What this task involves -
How many lines hold the string "name"? Give only the number.

Start of Provided material

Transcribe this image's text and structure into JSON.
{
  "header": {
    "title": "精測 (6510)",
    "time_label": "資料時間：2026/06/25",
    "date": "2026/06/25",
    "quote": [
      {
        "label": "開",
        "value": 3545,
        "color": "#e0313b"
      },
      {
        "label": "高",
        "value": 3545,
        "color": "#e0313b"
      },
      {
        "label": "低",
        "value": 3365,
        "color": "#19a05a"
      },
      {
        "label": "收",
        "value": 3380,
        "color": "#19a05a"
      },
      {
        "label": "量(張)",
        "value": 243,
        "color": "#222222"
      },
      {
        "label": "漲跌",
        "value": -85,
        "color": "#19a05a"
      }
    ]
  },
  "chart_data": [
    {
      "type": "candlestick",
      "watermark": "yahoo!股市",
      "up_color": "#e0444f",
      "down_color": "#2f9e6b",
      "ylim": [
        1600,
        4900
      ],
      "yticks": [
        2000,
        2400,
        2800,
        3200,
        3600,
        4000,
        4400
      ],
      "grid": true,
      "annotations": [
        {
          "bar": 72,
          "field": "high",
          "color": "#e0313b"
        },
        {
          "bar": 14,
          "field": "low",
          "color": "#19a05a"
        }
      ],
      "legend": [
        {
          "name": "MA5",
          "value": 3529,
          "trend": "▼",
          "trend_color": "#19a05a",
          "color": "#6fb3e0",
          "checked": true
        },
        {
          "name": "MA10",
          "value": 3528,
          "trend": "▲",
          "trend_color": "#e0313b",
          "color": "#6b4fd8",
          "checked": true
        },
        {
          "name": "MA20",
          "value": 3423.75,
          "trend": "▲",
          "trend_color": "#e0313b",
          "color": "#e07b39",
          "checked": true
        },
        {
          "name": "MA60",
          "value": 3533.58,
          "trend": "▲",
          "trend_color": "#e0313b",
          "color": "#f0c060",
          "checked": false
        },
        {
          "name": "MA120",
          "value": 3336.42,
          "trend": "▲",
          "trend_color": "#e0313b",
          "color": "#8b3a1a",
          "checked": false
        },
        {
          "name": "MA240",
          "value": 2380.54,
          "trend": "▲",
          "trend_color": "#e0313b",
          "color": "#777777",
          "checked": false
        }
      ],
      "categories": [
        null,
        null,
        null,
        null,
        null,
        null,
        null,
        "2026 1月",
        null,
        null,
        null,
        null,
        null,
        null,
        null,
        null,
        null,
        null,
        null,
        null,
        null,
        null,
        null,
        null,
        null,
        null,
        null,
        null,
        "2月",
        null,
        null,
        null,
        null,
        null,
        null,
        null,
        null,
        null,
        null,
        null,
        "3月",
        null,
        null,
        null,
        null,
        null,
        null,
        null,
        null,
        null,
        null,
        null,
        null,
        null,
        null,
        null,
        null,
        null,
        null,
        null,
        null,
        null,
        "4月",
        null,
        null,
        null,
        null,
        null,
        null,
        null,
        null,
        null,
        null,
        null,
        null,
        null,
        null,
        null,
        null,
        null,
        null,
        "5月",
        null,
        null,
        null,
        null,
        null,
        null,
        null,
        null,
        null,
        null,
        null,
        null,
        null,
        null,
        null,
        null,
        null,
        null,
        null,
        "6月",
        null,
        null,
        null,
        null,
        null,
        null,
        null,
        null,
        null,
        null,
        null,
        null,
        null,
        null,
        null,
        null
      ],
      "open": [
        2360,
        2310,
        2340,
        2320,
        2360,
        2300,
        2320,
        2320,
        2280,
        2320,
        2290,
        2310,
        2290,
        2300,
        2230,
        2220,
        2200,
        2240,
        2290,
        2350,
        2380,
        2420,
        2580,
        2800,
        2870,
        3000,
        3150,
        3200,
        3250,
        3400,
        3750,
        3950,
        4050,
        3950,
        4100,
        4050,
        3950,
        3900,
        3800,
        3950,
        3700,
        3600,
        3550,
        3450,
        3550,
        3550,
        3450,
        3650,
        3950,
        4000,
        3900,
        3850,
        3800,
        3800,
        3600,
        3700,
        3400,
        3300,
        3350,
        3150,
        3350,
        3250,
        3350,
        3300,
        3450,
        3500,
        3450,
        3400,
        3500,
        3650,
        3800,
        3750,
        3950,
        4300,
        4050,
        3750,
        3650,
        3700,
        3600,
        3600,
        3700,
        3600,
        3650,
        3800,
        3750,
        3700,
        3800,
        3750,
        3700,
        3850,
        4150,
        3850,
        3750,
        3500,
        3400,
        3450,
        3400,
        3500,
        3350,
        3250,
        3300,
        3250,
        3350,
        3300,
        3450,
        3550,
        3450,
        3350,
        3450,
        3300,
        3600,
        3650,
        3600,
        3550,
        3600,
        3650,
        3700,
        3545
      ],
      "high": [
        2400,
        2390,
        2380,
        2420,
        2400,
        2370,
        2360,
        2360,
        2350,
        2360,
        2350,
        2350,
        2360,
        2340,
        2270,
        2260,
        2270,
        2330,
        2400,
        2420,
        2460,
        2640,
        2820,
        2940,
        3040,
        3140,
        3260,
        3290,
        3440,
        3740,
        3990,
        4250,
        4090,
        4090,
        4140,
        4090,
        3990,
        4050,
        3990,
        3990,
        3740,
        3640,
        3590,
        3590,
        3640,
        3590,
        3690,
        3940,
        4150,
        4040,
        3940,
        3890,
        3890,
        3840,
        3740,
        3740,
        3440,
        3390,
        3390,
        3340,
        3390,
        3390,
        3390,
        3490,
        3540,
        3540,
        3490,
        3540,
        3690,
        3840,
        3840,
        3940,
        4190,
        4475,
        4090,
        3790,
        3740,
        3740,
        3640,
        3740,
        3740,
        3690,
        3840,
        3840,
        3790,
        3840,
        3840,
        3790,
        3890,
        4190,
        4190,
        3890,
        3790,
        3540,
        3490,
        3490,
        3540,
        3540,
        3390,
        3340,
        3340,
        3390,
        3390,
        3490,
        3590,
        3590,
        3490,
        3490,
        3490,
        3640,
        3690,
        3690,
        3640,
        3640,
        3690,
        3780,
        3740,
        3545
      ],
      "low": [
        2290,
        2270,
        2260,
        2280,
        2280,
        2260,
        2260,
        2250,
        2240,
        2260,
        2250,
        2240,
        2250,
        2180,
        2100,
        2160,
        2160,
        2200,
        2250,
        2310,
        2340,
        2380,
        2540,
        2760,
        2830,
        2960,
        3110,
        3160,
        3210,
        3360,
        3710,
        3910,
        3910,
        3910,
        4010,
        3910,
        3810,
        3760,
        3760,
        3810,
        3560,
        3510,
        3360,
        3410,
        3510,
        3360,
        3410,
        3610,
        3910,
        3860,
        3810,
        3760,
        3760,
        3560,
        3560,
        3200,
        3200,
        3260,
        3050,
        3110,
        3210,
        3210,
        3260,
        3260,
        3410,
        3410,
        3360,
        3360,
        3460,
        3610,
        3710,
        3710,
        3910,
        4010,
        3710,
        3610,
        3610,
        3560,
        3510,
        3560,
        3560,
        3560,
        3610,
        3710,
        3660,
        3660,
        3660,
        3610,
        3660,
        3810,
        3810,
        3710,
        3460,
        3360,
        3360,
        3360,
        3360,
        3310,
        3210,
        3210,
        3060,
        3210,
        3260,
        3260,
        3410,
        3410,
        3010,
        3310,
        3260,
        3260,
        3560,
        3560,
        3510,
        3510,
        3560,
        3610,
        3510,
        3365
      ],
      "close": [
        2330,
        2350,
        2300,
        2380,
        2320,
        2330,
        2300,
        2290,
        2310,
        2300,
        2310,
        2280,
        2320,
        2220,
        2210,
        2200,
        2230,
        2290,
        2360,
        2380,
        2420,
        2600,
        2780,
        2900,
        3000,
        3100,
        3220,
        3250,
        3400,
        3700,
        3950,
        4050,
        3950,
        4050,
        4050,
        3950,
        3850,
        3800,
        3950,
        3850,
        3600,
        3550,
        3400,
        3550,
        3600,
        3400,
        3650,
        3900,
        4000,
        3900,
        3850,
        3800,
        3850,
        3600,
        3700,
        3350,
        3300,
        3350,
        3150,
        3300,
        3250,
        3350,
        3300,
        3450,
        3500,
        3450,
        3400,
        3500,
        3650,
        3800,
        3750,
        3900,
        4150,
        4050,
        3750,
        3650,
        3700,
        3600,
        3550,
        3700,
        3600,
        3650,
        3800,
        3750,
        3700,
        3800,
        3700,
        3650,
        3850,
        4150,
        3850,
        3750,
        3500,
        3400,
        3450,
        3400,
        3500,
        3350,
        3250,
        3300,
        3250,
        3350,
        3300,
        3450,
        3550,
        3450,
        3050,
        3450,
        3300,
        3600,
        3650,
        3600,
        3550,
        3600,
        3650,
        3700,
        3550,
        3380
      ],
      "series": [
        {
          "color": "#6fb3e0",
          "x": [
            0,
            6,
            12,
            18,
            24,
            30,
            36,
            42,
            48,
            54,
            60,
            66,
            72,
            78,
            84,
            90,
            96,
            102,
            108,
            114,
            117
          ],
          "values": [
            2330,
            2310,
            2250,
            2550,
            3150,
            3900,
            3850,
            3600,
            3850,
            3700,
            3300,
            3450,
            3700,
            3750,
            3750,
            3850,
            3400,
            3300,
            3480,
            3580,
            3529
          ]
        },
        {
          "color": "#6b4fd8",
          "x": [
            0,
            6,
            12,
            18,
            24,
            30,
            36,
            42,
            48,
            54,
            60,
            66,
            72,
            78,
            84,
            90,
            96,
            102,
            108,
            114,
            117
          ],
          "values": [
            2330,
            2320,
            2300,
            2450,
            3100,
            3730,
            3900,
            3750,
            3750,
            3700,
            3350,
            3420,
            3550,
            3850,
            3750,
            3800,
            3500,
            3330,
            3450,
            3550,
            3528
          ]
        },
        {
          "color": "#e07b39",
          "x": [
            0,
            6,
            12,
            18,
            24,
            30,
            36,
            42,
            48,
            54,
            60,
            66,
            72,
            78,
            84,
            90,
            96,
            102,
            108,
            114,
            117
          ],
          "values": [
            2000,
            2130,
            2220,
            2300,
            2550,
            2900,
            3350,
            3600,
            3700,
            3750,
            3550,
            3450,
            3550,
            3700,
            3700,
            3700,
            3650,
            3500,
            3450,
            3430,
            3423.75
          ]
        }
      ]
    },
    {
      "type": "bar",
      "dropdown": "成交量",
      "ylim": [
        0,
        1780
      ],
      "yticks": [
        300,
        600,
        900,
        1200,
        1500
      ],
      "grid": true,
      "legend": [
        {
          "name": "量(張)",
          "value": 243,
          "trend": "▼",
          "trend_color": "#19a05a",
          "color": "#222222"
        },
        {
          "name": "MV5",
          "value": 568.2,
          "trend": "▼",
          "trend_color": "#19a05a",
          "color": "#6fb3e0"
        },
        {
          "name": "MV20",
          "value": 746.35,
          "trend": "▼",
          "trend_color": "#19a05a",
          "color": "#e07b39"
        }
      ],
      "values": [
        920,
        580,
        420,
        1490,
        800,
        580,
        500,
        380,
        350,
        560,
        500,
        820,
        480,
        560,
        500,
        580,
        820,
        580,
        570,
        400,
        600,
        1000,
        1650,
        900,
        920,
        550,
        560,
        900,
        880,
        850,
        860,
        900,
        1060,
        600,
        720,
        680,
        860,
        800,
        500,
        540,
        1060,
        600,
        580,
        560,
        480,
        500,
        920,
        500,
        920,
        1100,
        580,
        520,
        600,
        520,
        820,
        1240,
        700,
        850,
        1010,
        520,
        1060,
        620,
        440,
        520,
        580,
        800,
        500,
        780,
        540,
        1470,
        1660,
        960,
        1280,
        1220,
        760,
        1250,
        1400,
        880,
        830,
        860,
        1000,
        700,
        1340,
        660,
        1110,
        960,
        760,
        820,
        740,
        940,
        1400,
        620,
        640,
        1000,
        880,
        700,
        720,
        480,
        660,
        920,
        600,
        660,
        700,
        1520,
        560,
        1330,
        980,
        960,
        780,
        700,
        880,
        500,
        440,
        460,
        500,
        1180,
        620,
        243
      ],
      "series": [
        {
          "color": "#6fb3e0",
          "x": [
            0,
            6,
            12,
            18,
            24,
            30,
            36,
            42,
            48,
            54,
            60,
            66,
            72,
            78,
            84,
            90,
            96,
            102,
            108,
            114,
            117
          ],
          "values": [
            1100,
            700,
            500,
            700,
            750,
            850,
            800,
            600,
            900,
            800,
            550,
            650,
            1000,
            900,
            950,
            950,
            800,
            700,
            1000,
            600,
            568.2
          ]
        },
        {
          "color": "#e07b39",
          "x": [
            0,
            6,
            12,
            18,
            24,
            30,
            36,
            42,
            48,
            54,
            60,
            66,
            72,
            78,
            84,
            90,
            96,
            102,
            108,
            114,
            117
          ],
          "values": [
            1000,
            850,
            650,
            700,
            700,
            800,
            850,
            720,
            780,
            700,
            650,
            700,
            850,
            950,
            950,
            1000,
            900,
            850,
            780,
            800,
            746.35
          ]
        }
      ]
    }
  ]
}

End of Provided material

Response below -
9